## INSTRUCTIONS FOR THE TASK
Locate every line in the material below that has the word "text". Copy each of those lines.

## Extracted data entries
****

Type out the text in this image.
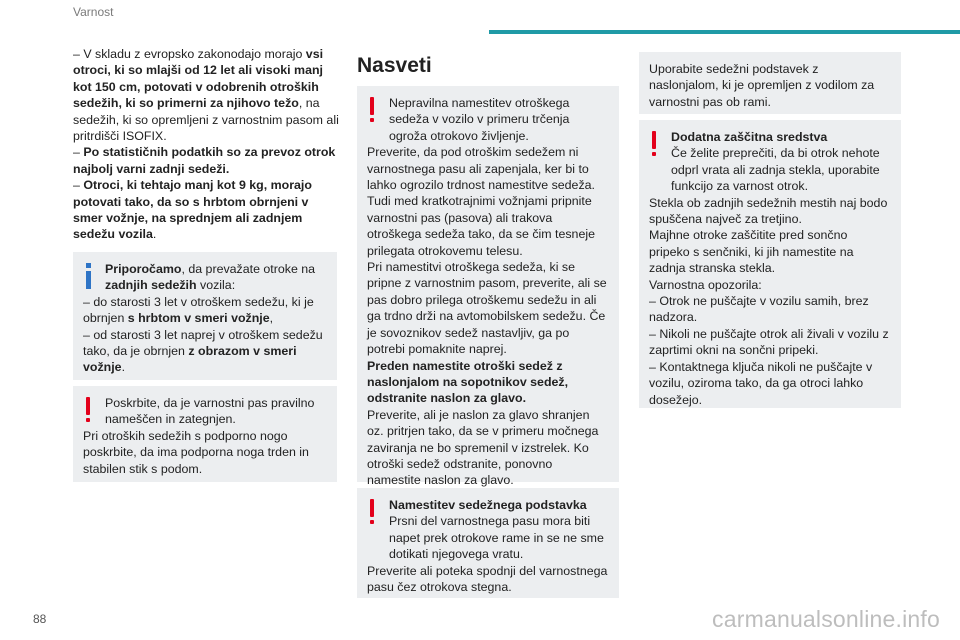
Varnost

– V skladu z evropsko zakonodajo morajo vsi otroci, ki so mlajši od 12 let ali visoki manj kot 150 cm, potovati v odobrenih otroških sedežih, ki so primerni za njihovo težo, na sedežih, ki so opremljeni z varnostnim pasom ali pritrdišči ISOFIX.

– Po statističnih podatkih so za prevoz otrok najbolj varni zadnji sedeži.

– Otroci, ki tehtajo manj kot 9 kg, morajo potovati tako, da so s hrbtom obrnjeni v smer vožnje, na sprednjem ali zadnjem sedežu vozila.

Priporočamo, da prevažate otroke na zadnjih sedežih vozila:

– do starosti 3 let v otroškem sedežu, ki je obrnjen s hrbtom v smeri vožnje,

– od starosti 3 let naprej v otroškem sedežu tako, da je obrnjen z obrazom v smeri vožnje.

Poskrbite, da je varnostni pas pravilno nameščen in zategnjen.

Pri otroških sedežih s podporno nogo poskrbite, da ima podporna noga trden in stabilen stik s podom.

Nasveti

Nepravilna namestitev otroškega sedeža v vozilo v primeru trčenja ogroža otrokovo življenje.

Preverite, da pod otroškim sedežem ni varnostnega pasu ali zapenjala, ker bi to lahko ogrozilo trdnost namestitve sedeža.

Tudi med kratkotrajnimi vožnjami pripnite varnostni pas (pasova) ali trakova otroškega sedeža tako, da se čim tesneje prilegata otrokovemu telesu.

Pri namestitvi otroškega sedeža, ki se pripne z varnostnim pasom, preverite, ali se pas dobro prilega otroškemu sedežu in ali ga trdno drži na avtomobilskem sedežu. Če je sovoznikov sedež nastavljiv, ga po potrebi pomaknite naprej.

Preden namestite otroški sedež z naslonjalom na sopotnikov sedež, odstranite naslon za glavo.

Preverite, ali je naslon za glavo shranjen oz. pritrjen tako, da se v primeru močnega zaviranja ne bo spremenil v izstrelek. Ko otroški sedež odstranite, ponovno namestite naslon za glavo.

Namestitev sedežnega podstavka

Prsni del varnostnega pasu mora biti napet prek otrokove rame in se ne sme dotikati njegovega vratu.

Preverite ali poteka spodnji del varnostnega pasu čez otrokova stegna.

Uporabite sedežni podstavek z naslonjalom, ki je opremljen z vodilom za varnostni pas ob rami.

Dodatna zaščitna sredstva

Če želite preprečiti, da bi otrok nehote odprl vrata ali zadnja stekla, uporabite funkcijo za varnost otrok.

Stekla ob zadnjih sedežnih mestih naj bodo spuščena največ za tretjino.

Majhne otroke zaščitite pred sončno pripeko s senčniki, ki jih namestite na zadnja stranska stekla.

Varnostna opozorila:

– Otrok ne puščajte v vozilu samih, brez nadzora.

– Nikoli ne puščajte otrok ali živali v vozilu z zaprtimi okni na sončni pripeki.

– Kontaktnega ključa nikoli ne puščajte v vozilu, oziroma tako, da ga otroci lahko dosežejo.

88	carmanualsonline.info
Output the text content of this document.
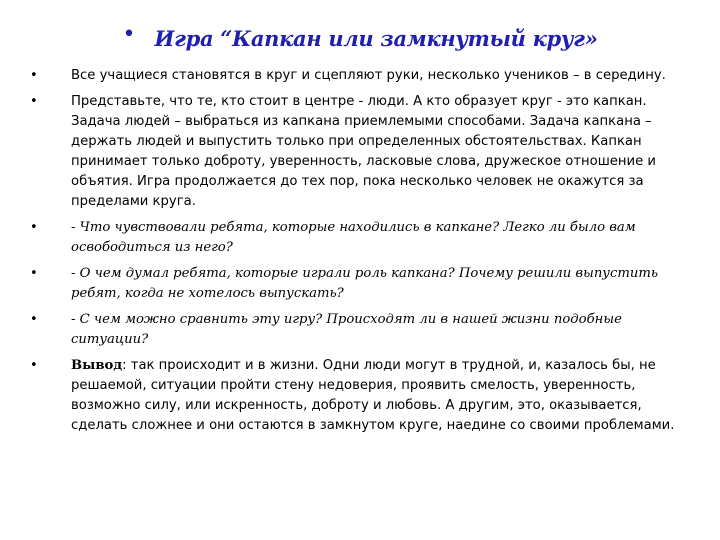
• Игра “Капкан или замкнутый круг»
•	Все учащиеся становятся в круг и сцепляют руки, несколько учеников – в середину.
•	Представьте, что те, кто стоит в центре - люди. А кто образует круг - это капкан. Задача людей – выбраться из капкана приемлемыми способами. Задача капкана – держать людей и выпустить только при определенных обстоятельствах. Капкан принимает только доброту, уверенность, ласковые слова, дружеское отношение и объятия. Игра продолжается до тех пор, пока несколько человек не окажутся за пределами круга.
•	- Что чувствовали ребята, которые находились в капкане? Легко ли было вам освободиться из него?
•	- О чем думал ребята, которые играли роль капкана? Почему решили выпустить ребят, когда не хотелось выпускать?
•	- С чем можно сравнить эту игру? Происходят ли в нашей жизни подобные ситуации?
•	Вывод: так происходит и в жизни. Одни люди могут в трудной, и, казалось бы, не решаемой, ситуации пройти стену недоверия, проявить смелость, уверенность, возможно силу, или искренность, доброту и любовь. А другим, это, оказывается, сделать сложнее и они остаются в замкнутом круге, наедине со своими проблемами.
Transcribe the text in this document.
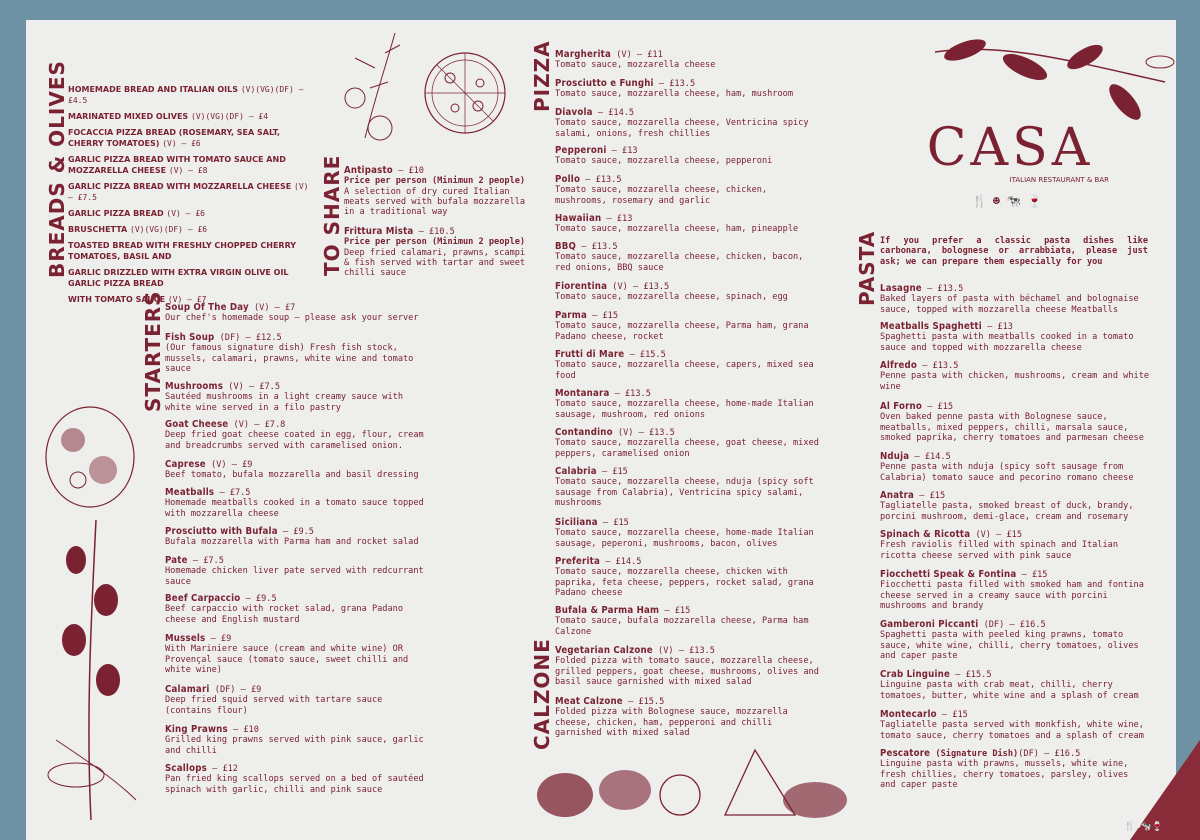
BREADS & OLIVES	TO SHARE
STARTERS
PIZZA
CALZONE
PASTA
HOMEMADE BREAD AND ITALIAN OILS (V)(VG)(DF) – £4.5
MARINATED MIXED OLIVES (V)(VG)(DF) – £4
FOCACCIA PIZZA BREAD (ROSEMARY, SEA SALT, CHERRY TOMATOES) (V) – £6
GARLIC PIZZA BREAD WITH TOMATO SAUCE AND MOZZARELLA CHEESE (V) – £8
GARLIC PIZZA BREAD WITH MOZZARELLA CHEESE (V) – £7.5
GARLIC PIZZA BREAD (V) – £6
BRUSCHETTA (V)(VG)(DF) – £6
TOASTED BREAD WITH FRESHLY CHOPPED CHERRY TOMATOES, BASIL AND
GARLIC DRIZZLED WITH EXTRA VIRGIN OLIVE OIL GARLIC PIZZA BREAD
WITH TOMATO SAUCE (V) – £7
Antipasto – £10
Price per person (Minimun 2 people)
A selection of dry cured Italian meats served with bufala mozzarella in a traditional way
Frittura Mista – £10.5
Price per person (Minimun 2 people)
Deep fried calamari, prawns, scampi & fish served with tartar and sweet chilli sauce
Soup Of The Day (V) – £7
Our chef's homemade soup – please ask your server
Fish Soup (DF) – £12.5
(Our famous signature dish) Fresh fish stock, mussels, calamari, prawns, white wine and tomato sauce
Mushrooms (V) – £7.5
Sautéed mushrooms in a light creamy sauce with white wine served in a filo pastry
Goat Cheese (V) – £7.8
Deep fried goat cheese coated in egg, flour, cream and breadcrumbs served with caramelised onion.
Caprese (V) – £9
Beef tomato, bufala mozzarella and basil dressing
Meatballs – £7.5
Homemade meatballs cooked in a tomato sauce topped with mozzarella cheese
Prosciutto with Bufala – £9.5
Bufala mozzarella with Parma ham and rocket salad
Pate – £7.5
Homemade chicken liver pate served with redcurrant sauce
Beef Carpaccio – £9.5
Beef carpaccio with rocket salad, grana Padano cheese and English mustard
Mussels – £9
With Mariniere sauce (cream and white wine) OR Provençal sauce (tomato sauce, sweet chilli and white wine)
Calamari (DF) – £9
Deep fried squid served with tartare sauce (contains flour)
King Prawns – £10
Grilled king prawns served with pink sauce, garlic and chilli
Scallops – £12
Pan fried king scallops served on a bed of sautéed spinach with garlic, chilli and pink sauce
Margherita (V) – £11
Tomato sauce, mozzarella cheese
Prosciutto e Funghi – £13.5
Tomato sauce, mozzarella cheese, ham, mushroom
Diavola – £14.5
Tomato sauce, mozzarella cheese, Ventricina spicy salami, onions, fresh chillies
Pepperoni – £13
Tomato sauce, mozzarella cheese, pepperoni
Pollo – £13.5
Tomato sauce, mozzarella cheese, chicken, mushrooms, rosemary and garlic
Hawaiian – £13
Tomato sauce, mozzarella cheese, ham, pineapple
BBQ – £13.5
Tomato sauce, mozzarella cheese, chicken, bacon, red onions, BBQ sauce
Fiorentina (V) – £13.5
Tomato sauce, mozzarella cheese, spinach, egg
Parma – £15
Tomato sauce, mozzarella cheese, Parma ham, grana Padano cheese, rocket
Frutti di Mare – £15.5
Tomato sauce, mozzarella cheese, capers, mixed sea food
Montanara – £13.5
Tomato sauce, mozzarella cheese, home-made Italian sausage, mushroom, red onions
Contandino (V) – £13.5
Tomato sauce, mozzarella cheese, goat cheese, mixed peppers, caramelised onion
Calabria – £15
Tomato sauce, mozzarella cheese, nduja (spicy soft sausage from Calabria), Ventricina spicy salami, mushrooms
Siciliana – £15
Tomato sauce, mozzarella cheese, home-made Italian sausage, peperoni, mushrooms, bacon, olives
Preferita – £14.5
Tomato sauce, mozzarella cheese, chicken with paprika, feta cheese, peppers, rocket salad, grana Padano cheese
Bufala & Parma Ham – £15
Tomato sauce, bufala mozzarella cheese, Parma ham Calzone
Vegetarian Calzone (V) – £13.5
Folded pizza with tomato sauce, mozzarella cheese, grilled peppers, goat cheese, mushrooms, olives and basil sauce garnished with mixed salad
Meat Calzone – £15.5
Folded pizza with Bolognese sauce, mozzarella cheese, chicken, ham, pepperoni and chilli garnished with mixed salad
CASA
ITALIAN RESTAURANT & BAR
🍴☻🐄🍷
If you prefer a classic pasta dishes like carbonara, bolognese or arrabbiata, please just ask; we can prepare them especially for you
Lasagne – £13.5
Baked layers of pasta with béchamel and bolognaise sauce, topped with mozzarella cheese Meatballs
Meatballs Spaghetti – £13
Spaghetti pasta with meatballs cooked in a tomato sauce and topped with mozzarella cheese
Alfredo – £13.5
Penne pasta with chicken, mushrooms, cream and white wine
Al Forno – £15
Oven baked penne pasta with Bolognese sauce, meatballs, mixed peppers, chilli, marsala sauce, smoked paprika, cherry tomatoes and parmesan cheese
Nduja – £14.5
Penne pasta with nduja (spicy soft sausage from Calabria) tomato sauce and pecorino romano cheese
Anatra – £15
Tagliatelle pasta, smoked breast of duck, brandy, porcini mushroom, demi-glace, cream and rosemary
Spinach & Ricotta (V) – £15
Fresh raviolis filled with spinach and Italian ricotta cheese served with pink sauce
Fiocchetti Speak & Fontina – £15
Fiocchetti pasta filled with smoked ham and fontina cheese served in a creamy sauce with porcini mushrooms and brandy
Gamberoni Piccanti (DF) – £16.5
Spaghetti pasta with peeled king prawns, tomato sauce, white wine, chilli, cherry tomatoes, olives and caper paste
Crab Linguine – £15.5
Linguine pasta with crab meat, chilli, cherry tomatoes, butter, white wine and a splash of cream
Montecarlo – £15
Tagliatelle pasta served with monkfish, white wine, tomato sauce, cherry tomatoes and a splash of cream
Pescatore (Signature Dish)(DF) – £16.5
Linguine pasta with prawns, mussels, white wine, fresh chillies, cherry tomatoes, parsley, olives and caper paste
🍴☻🐄🍷
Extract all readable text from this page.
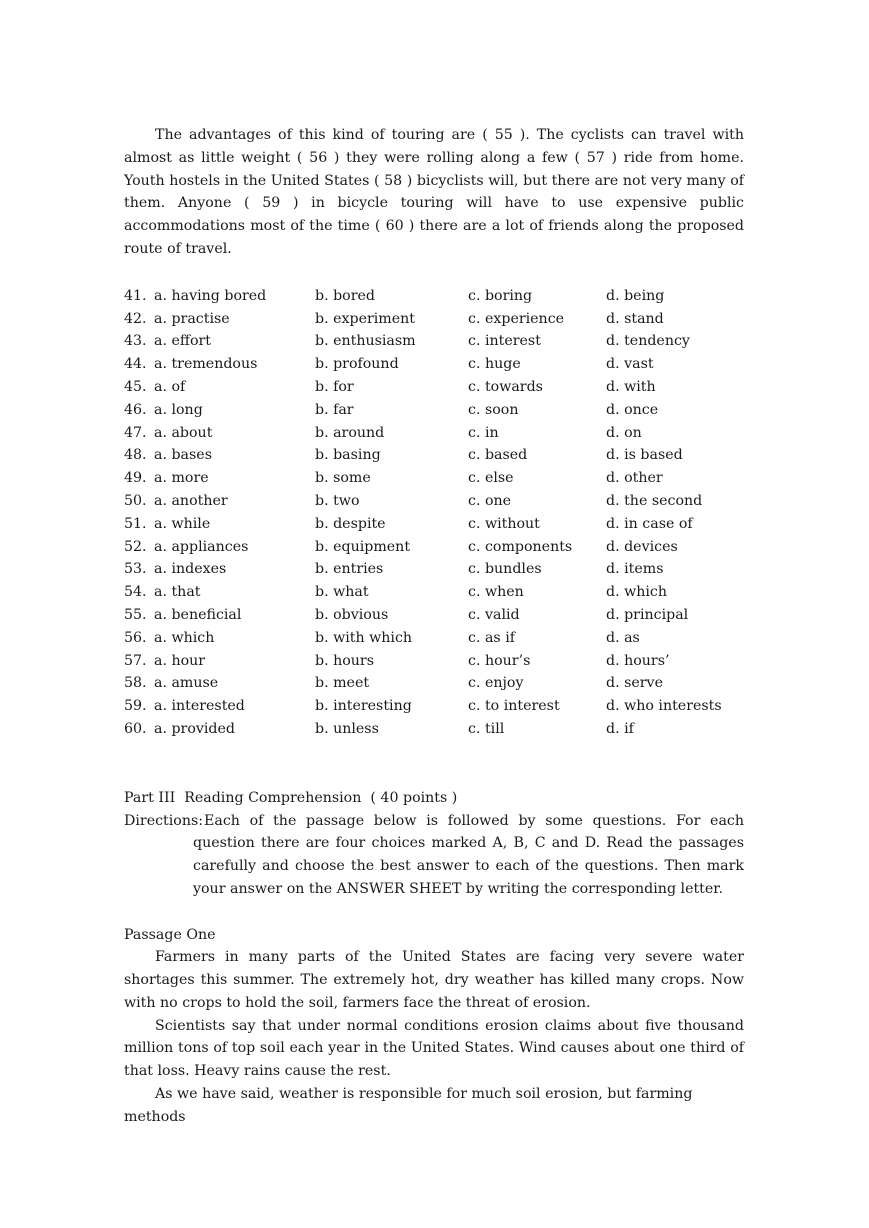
The advantages of this kind of touring are ( 55 ). The cyclists can travel with almost as little weight ( 56 ) they were rolling along a few ( 57 ) ride from home. Youth hostels in the United States ( 58 ) bicyclists will, but there are not very many of them. Anyone ( 59 ) in bicycle touring will have to use expensive public accommodations most of the time ( 60 ) there are a lot of friends along the proposed route of travel.

41. a. having bored	b. bored	c. boring	d. being
42. a. practise	b. experiment	c. experience	d. stand
43. a. effort	b. enthusiasm	c. interest	d. tendency
44. a. tremendous	b. profound	c. huge	d. vast
45. a. of	b. for	c. towards	d. with
46. a. long	b. far	c. soon	d. once
47. a. about	b. around	c. in	d. on
48. a. bases	b. basing	c. based	d. is based
49. a. more	b. some	c. else	d. other
50. a. another	b. two	c. one	d. the second
51. a. while	b. despite	c. without	d. in case of
52. a. appliances	b. equipment	c. components d. devices
53. a. indexes	b. entries	c. bundles	d. items
54. a. that	b. what	c. when	d. which
55. a. beneficial	b. obvious	c. valid	d. principal
56. a. which	b. with which	c. as if	d. as
57. a. hour	b. hours	c. hour’s	d. hours’
58. a. amuse	b. meet	c. enjoy	d. serve
59. a. interested	b. interesting	c. to interest	d. who interests
60. a. provided	b. unless	c. till	d. if
Part III  Reading Comprehension  ( 40 points )
Directions: Each of the passage below is followed by some questions. For each question there are four choices marked A, B, C and D. Read the passages carefully and choose the best answer to each of the questions. Then mark your answer on the ANSWER SHEET by writing the corresponding letter.
Passage One

Farmers in many parts of the United States are facing very severe water shortages this summer. The extremely hot, dry weather has killed many crops. Now with no crops to hold the soil, farmers face the threat of erosion.

Scientists say that under normal conditions erosion claims about five thousand million tons of top soil each year in the United States. Wind causes about one third of that loss. Heavy rains cause the rest.

As we have said, weather is responsible for much soil erosion, but farming methods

****

## SOLUTION BELOW
Type out the text in this image.
Output the text content of this document.
Transcribe the text in this document.
Extract all readable text from this page.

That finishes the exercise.